-- Begin Information shown --

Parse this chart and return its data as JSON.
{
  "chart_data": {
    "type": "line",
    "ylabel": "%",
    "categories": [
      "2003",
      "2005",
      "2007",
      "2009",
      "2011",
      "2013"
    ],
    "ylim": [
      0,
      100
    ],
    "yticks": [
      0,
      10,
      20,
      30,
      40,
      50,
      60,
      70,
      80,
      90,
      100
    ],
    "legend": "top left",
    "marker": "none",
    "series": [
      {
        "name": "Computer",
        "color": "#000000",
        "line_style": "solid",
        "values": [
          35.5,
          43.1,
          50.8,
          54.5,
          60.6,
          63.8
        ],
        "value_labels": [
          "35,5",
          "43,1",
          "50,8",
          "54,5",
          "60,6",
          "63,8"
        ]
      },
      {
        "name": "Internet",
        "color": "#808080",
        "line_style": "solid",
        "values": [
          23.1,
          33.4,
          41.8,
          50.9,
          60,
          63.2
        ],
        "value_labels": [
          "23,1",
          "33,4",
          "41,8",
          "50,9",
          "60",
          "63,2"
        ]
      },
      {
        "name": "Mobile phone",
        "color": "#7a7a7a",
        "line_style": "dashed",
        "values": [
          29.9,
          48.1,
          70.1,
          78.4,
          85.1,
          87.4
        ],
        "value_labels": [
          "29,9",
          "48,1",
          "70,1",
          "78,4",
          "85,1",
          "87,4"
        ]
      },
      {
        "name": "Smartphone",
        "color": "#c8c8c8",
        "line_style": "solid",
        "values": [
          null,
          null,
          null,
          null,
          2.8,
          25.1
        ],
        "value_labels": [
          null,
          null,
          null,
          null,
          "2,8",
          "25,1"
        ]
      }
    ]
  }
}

-- End Information shown --
-- Begin Information shown --

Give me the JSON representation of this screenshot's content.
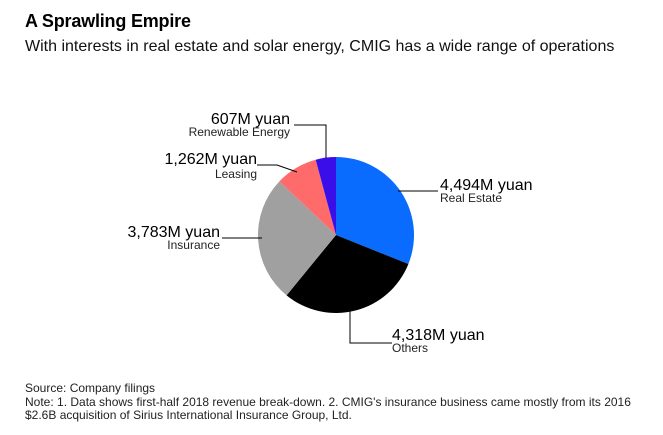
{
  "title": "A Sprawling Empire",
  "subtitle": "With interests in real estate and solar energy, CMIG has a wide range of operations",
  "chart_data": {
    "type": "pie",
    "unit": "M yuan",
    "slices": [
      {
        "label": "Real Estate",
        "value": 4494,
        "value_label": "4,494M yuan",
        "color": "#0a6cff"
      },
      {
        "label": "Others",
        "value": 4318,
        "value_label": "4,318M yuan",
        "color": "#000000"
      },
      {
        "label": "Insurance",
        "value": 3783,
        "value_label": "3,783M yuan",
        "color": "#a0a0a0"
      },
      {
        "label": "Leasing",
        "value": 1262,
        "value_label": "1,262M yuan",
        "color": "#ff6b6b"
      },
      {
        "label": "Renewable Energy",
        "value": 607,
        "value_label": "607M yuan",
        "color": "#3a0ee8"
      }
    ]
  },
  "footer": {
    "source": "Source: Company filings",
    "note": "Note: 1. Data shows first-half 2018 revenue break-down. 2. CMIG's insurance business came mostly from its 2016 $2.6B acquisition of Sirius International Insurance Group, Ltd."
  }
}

-- End Information shown --
-- Begin Information shown --

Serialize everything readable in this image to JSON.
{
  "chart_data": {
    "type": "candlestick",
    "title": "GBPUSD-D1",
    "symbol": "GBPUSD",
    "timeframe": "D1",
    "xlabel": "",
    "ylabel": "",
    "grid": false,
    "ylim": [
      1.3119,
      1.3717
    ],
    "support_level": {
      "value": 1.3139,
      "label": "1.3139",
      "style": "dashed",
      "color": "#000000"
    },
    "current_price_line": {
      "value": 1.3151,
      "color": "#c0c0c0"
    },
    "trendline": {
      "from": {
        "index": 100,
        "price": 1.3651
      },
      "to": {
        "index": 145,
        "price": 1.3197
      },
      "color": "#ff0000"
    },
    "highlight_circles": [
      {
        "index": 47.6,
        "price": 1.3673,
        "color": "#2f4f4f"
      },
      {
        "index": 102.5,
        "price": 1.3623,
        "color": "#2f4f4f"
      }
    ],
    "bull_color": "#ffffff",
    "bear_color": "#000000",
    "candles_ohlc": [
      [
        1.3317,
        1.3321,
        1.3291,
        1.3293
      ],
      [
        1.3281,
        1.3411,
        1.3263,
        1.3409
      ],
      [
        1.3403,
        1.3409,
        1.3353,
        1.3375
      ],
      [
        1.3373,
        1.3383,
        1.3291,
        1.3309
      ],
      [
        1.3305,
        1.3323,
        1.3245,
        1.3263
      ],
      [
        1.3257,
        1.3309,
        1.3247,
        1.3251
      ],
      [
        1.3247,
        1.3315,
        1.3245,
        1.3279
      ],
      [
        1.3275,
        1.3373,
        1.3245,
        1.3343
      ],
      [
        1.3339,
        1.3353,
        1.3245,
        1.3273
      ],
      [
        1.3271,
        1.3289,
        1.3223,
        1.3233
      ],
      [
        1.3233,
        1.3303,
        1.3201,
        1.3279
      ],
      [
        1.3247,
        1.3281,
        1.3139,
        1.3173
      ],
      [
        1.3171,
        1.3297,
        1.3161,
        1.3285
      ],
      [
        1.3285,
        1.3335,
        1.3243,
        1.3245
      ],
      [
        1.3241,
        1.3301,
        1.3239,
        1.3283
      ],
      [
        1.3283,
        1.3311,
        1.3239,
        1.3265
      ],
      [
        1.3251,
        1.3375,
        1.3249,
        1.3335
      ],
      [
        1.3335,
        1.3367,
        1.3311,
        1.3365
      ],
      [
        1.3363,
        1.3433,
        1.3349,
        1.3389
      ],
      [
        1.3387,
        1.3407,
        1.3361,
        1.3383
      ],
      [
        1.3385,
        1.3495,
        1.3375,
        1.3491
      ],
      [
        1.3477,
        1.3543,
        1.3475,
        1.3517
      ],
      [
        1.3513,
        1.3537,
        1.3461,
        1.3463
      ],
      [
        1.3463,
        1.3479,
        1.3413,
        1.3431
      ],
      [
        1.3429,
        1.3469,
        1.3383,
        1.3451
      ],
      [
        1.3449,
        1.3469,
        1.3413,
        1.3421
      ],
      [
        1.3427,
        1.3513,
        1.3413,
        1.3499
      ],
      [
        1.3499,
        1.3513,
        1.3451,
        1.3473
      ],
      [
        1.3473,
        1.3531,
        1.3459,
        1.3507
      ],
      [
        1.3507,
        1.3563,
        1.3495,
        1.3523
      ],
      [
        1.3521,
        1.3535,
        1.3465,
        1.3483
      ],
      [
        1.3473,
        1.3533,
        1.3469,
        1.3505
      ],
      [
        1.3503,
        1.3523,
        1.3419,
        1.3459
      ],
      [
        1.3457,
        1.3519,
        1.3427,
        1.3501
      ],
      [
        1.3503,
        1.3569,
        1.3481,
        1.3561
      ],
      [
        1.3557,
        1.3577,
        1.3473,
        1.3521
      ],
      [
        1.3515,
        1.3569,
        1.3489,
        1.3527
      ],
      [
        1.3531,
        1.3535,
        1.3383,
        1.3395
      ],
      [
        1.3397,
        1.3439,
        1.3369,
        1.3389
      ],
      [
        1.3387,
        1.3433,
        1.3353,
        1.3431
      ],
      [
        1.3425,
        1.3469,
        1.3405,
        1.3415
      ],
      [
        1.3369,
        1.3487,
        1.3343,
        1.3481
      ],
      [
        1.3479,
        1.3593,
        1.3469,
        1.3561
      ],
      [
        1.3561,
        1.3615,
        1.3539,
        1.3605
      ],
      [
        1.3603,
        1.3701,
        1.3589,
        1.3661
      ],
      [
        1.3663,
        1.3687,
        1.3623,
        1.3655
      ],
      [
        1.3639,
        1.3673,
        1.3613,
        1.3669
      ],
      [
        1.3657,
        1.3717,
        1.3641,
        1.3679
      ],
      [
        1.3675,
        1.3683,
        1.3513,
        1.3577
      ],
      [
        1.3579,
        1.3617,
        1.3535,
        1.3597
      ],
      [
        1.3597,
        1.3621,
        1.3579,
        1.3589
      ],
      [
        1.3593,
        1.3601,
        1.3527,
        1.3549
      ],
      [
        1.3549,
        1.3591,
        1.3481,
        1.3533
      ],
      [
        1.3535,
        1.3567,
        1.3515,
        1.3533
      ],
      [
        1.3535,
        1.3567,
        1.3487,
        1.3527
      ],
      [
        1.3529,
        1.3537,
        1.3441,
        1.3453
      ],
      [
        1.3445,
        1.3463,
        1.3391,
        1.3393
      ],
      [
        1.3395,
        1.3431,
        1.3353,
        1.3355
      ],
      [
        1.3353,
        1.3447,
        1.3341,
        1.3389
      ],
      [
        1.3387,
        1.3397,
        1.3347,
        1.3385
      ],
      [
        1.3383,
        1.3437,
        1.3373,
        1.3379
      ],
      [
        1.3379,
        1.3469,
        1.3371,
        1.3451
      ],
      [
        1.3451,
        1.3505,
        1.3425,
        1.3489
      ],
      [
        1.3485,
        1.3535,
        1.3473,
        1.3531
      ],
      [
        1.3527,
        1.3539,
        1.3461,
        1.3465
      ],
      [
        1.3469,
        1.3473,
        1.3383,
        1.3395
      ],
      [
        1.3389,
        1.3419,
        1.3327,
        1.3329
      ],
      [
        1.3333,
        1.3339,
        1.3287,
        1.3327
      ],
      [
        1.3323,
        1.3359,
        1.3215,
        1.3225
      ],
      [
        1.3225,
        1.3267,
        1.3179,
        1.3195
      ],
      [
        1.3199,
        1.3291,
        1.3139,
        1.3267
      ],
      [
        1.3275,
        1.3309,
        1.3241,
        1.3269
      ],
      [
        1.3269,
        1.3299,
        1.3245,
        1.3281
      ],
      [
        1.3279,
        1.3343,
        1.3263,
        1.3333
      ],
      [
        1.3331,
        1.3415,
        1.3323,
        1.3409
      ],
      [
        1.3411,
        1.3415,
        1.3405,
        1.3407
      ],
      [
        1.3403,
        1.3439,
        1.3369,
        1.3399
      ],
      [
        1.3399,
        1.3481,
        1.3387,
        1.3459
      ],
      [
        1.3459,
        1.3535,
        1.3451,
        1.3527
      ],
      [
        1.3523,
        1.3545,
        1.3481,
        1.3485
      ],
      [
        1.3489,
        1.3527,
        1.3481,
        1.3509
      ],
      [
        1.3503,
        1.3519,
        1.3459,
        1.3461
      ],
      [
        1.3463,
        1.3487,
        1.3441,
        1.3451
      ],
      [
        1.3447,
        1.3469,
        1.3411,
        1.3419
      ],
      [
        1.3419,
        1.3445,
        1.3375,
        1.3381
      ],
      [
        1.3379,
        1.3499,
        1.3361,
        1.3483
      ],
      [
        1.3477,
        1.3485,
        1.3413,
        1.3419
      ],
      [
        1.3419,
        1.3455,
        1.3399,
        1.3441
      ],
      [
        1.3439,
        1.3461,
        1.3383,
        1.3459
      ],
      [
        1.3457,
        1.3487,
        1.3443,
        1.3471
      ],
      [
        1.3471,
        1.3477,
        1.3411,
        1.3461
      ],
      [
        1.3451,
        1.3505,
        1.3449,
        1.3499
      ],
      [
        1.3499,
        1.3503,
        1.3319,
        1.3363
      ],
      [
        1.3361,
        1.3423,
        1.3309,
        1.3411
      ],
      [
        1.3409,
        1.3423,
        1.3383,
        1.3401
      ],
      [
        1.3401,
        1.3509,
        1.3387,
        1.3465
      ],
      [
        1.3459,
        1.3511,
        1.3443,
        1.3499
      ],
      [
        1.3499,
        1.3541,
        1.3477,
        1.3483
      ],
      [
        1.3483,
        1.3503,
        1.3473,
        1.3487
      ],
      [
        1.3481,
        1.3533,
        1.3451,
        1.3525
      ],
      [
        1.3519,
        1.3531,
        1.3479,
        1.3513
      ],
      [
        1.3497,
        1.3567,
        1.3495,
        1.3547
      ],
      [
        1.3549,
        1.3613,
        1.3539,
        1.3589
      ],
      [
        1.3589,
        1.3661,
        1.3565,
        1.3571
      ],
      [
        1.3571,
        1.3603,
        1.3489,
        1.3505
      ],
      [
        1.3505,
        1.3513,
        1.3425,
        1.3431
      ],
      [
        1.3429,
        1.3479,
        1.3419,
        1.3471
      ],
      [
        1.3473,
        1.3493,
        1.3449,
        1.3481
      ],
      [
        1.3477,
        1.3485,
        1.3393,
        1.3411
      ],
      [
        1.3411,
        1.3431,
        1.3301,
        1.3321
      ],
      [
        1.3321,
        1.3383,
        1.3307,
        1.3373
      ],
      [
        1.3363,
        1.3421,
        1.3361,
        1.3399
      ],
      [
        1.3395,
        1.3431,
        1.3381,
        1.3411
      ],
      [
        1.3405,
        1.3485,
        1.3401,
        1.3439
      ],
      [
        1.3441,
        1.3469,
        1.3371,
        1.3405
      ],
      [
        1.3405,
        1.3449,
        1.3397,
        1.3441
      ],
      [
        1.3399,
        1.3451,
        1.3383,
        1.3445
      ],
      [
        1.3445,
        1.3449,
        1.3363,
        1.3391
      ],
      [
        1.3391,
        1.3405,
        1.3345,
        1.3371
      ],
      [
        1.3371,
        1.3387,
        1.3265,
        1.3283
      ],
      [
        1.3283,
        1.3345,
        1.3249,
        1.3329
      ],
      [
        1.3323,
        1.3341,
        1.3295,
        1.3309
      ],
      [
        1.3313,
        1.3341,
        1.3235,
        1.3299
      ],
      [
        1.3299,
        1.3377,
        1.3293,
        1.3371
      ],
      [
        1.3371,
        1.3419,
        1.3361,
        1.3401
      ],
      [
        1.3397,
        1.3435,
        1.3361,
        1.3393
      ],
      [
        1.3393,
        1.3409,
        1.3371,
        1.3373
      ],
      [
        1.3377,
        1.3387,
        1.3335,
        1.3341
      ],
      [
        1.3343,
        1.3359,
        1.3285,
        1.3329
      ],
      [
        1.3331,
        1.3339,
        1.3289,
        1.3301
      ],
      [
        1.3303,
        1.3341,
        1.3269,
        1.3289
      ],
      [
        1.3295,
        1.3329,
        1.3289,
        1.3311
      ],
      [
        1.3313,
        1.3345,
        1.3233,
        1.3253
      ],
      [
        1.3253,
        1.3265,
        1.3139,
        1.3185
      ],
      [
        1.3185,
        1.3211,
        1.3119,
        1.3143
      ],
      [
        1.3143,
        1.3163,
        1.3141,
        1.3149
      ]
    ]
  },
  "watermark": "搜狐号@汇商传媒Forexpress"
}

-- End Information shown --

From the data above, pick out each line containing "index" and copy it.

        "index": 100,
        "index": 145,
        "index": 47.6,
        "index": 102.5,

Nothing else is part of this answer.